**Problem to work on**
Check each line of the listing, and copy it if it contains the word "الأمة".

[Records excerpted from a collection]
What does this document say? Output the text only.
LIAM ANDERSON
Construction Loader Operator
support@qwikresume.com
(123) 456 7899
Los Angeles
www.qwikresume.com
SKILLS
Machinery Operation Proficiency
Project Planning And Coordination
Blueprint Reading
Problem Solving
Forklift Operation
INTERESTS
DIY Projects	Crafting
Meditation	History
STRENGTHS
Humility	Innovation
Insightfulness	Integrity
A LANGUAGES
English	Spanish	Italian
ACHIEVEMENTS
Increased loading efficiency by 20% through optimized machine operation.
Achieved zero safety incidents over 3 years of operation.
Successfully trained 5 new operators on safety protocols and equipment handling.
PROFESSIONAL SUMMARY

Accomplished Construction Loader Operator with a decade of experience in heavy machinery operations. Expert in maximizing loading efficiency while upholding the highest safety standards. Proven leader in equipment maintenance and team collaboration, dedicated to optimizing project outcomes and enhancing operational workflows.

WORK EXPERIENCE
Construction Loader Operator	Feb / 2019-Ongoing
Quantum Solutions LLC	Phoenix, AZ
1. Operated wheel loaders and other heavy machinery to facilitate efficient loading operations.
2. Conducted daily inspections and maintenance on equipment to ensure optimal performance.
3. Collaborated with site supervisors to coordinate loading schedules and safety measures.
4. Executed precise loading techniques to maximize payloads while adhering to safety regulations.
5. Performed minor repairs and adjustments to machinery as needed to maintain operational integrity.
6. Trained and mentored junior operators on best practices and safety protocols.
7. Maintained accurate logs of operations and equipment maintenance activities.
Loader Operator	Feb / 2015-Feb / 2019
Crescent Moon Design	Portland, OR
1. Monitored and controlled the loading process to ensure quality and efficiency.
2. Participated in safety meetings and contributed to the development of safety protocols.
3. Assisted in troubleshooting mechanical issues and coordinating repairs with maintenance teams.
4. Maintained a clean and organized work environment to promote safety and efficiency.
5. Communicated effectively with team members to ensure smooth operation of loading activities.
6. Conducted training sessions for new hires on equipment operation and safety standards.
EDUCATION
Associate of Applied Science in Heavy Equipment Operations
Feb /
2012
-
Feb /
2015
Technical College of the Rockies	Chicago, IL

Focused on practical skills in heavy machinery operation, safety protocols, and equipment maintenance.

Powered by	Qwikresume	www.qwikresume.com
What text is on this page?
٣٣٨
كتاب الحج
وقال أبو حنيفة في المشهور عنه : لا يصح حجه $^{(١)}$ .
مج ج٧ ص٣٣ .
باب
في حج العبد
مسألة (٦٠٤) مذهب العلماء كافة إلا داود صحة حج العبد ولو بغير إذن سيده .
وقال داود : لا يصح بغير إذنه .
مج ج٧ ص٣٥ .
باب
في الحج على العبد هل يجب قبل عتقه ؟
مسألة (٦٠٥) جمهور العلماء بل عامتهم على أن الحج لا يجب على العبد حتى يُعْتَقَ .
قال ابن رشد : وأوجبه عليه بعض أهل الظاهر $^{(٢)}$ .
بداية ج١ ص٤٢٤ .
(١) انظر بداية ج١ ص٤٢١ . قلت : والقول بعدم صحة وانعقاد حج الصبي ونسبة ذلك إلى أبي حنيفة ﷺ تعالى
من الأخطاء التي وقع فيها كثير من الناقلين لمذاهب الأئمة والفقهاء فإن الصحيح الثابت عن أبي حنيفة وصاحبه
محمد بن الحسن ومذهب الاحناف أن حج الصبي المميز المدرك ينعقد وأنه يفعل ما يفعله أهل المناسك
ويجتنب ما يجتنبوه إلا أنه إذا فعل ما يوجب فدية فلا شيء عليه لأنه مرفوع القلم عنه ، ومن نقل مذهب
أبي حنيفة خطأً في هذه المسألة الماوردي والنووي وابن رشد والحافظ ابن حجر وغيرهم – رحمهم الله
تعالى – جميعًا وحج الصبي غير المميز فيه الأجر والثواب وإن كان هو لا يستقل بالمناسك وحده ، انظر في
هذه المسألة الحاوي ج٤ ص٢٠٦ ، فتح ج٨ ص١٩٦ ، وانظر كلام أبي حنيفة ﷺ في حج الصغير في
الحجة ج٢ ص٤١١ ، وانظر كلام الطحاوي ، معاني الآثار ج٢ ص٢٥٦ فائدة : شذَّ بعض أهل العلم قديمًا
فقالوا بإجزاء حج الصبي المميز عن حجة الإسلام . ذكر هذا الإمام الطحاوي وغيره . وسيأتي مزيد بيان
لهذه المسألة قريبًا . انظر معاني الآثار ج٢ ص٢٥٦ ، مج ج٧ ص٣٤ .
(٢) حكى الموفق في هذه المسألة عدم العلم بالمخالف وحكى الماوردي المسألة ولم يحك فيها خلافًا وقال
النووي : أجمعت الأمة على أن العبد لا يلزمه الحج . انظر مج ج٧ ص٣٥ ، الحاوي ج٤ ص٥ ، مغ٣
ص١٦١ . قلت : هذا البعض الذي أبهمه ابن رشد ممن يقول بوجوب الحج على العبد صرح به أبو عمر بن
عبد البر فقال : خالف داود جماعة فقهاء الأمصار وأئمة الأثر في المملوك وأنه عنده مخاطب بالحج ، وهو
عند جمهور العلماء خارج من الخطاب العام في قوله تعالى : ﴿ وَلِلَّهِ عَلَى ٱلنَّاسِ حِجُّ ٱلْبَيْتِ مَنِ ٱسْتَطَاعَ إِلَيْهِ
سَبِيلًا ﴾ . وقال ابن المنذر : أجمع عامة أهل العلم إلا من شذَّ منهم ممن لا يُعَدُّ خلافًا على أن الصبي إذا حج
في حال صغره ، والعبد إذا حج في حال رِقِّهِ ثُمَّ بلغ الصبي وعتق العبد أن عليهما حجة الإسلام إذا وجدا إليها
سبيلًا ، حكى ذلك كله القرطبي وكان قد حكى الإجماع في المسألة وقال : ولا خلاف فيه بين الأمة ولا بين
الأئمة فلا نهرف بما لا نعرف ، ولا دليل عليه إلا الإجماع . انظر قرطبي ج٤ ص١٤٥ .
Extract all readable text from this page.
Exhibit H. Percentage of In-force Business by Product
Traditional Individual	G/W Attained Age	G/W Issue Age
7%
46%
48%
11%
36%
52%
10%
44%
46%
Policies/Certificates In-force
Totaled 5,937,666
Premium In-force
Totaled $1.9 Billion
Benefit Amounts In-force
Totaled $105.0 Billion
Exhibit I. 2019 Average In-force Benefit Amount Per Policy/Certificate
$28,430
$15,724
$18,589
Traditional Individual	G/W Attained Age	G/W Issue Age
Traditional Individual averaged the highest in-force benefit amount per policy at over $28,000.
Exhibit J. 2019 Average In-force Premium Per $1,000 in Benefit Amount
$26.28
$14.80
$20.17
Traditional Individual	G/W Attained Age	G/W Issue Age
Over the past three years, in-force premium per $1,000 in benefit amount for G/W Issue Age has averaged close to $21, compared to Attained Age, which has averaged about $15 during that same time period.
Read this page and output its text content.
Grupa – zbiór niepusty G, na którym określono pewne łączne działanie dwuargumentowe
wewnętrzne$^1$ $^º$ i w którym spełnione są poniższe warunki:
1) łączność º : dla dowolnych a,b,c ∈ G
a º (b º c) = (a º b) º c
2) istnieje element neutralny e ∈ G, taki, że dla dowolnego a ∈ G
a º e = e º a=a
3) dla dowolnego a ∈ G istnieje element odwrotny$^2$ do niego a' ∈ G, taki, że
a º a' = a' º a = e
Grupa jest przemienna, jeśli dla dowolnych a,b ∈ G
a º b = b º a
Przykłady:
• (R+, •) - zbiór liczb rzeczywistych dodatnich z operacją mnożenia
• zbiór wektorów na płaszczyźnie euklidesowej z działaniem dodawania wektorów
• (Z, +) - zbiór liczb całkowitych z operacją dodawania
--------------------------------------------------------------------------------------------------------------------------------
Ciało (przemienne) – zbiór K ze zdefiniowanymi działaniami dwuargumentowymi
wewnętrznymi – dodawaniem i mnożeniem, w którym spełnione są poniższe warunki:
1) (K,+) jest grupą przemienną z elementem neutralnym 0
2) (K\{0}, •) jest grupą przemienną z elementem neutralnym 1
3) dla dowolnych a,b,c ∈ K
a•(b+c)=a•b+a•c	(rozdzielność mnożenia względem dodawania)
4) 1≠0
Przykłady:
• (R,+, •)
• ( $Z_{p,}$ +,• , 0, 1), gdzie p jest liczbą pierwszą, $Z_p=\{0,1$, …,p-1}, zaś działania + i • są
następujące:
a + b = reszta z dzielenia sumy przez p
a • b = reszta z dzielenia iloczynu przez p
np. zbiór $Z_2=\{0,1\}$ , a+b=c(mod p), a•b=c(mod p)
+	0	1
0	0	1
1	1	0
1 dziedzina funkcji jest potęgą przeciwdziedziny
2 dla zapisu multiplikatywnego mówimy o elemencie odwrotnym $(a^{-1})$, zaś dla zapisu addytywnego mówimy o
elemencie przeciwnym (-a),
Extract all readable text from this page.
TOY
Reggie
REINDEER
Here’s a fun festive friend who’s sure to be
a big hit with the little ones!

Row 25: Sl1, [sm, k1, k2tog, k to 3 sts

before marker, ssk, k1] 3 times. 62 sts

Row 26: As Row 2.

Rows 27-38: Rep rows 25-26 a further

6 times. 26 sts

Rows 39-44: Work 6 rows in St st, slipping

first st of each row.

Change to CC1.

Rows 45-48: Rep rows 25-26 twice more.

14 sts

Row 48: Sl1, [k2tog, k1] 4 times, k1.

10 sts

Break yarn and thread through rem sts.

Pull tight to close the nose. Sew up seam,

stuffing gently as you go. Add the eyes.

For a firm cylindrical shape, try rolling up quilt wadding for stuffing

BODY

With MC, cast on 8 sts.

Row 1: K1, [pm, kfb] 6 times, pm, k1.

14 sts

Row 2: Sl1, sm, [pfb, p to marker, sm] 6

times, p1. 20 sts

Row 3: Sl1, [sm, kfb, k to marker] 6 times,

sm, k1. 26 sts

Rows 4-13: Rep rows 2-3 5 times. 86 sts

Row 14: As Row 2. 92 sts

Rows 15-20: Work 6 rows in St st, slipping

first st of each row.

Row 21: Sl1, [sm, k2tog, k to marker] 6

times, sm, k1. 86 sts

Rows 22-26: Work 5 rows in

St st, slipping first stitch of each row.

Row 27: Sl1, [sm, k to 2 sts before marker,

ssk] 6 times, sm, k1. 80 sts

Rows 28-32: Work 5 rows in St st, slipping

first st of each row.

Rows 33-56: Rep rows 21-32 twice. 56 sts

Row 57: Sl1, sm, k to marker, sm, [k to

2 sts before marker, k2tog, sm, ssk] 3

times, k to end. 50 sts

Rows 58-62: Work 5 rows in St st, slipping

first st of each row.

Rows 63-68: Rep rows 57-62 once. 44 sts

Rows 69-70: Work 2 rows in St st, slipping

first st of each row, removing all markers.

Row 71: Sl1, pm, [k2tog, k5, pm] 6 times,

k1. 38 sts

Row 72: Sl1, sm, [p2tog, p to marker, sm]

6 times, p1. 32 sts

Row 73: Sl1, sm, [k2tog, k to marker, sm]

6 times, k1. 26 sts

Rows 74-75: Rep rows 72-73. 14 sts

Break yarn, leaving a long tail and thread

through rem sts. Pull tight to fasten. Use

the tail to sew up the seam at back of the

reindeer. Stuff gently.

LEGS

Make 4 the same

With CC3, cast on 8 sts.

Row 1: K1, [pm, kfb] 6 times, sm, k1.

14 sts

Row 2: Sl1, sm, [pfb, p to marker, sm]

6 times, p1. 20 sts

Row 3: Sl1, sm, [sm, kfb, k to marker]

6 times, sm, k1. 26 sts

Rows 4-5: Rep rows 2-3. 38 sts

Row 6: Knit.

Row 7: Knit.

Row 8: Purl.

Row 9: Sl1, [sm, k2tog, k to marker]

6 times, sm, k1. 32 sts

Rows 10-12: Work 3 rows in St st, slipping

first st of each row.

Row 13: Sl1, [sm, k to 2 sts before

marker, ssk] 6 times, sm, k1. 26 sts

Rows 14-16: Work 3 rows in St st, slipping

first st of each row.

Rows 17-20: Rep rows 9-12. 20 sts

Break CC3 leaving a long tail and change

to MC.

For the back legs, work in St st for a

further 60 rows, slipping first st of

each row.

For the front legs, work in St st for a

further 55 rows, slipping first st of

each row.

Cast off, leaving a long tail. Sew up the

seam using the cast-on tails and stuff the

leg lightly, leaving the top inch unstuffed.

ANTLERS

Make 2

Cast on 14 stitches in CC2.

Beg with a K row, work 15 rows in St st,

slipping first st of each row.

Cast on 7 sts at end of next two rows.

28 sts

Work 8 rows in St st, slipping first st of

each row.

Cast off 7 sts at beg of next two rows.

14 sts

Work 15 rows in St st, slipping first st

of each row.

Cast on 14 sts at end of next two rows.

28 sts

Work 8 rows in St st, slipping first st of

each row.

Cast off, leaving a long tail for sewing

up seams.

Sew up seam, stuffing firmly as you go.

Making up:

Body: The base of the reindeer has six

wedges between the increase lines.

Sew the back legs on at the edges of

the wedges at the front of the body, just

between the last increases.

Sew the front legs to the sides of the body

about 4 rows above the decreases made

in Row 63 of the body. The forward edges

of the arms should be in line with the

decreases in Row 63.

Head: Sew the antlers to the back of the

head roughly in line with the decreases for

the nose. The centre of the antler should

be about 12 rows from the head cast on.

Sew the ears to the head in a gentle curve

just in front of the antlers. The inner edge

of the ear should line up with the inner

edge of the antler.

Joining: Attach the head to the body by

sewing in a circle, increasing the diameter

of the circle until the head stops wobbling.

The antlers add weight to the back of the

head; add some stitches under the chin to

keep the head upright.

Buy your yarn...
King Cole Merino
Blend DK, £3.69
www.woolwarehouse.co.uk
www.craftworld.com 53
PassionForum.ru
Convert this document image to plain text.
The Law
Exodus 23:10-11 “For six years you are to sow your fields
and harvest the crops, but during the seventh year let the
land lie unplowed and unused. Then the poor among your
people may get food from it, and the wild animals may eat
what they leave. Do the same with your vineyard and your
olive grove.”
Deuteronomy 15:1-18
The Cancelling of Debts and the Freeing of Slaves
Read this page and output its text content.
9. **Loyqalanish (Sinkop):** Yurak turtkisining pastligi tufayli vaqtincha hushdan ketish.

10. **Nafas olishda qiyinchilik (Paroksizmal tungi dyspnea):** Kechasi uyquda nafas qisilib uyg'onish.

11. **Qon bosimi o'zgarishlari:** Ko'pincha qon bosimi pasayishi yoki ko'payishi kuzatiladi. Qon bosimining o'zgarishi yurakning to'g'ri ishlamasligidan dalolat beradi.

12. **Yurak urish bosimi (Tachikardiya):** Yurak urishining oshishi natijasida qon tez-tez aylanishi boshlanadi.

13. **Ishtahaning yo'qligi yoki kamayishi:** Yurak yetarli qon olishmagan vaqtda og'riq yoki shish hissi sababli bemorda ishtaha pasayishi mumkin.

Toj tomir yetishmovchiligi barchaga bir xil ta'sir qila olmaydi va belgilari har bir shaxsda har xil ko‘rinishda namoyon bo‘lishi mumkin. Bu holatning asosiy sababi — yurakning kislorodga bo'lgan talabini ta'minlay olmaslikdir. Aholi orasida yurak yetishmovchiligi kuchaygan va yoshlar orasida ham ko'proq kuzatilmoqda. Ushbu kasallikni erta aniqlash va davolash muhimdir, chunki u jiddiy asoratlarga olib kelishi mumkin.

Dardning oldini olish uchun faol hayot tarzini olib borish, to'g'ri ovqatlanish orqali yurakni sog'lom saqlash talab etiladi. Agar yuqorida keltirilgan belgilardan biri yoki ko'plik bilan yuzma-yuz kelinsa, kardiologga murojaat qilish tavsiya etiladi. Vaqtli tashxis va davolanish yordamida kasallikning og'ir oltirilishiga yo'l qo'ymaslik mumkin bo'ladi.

**Solution to this exercise**
النووي : أجمعت الأمة على أن العبد لا يلزمه الحج . انظر مج ج٧ ص٣٥ ، الحاوي ج٤ ص٥ ، مغ٣
سبيلًا ، حكى ذلك كله القرطبي وكان قد حكى الإجماع في المسألة وقال : ولا خلاف فيه بين الأمة ولا بين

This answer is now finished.